BEGIN Source data

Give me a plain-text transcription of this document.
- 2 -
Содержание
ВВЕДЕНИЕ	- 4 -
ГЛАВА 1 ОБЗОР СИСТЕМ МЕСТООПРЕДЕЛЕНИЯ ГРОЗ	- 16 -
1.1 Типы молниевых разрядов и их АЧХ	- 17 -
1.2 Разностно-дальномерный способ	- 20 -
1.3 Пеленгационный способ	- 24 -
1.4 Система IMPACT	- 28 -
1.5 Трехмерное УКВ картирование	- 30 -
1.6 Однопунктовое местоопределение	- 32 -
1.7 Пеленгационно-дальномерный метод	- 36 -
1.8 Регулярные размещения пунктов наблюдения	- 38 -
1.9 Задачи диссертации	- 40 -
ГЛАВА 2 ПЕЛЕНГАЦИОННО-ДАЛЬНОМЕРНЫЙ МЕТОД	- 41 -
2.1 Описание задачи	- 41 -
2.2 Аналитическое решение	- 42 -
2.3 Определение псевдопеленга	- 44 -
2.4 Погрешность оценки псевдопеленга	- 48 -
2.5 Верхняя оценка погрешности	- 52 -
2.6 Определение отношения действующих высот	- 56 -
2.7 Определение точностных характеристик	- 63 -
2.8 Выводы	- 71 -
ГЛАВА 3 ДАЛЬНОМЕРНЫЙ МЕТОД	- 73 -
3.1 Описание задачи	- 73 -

END Source data

Requirements -
Going over the lines above, work out how many include "способ", then give only that number.

Task output -
2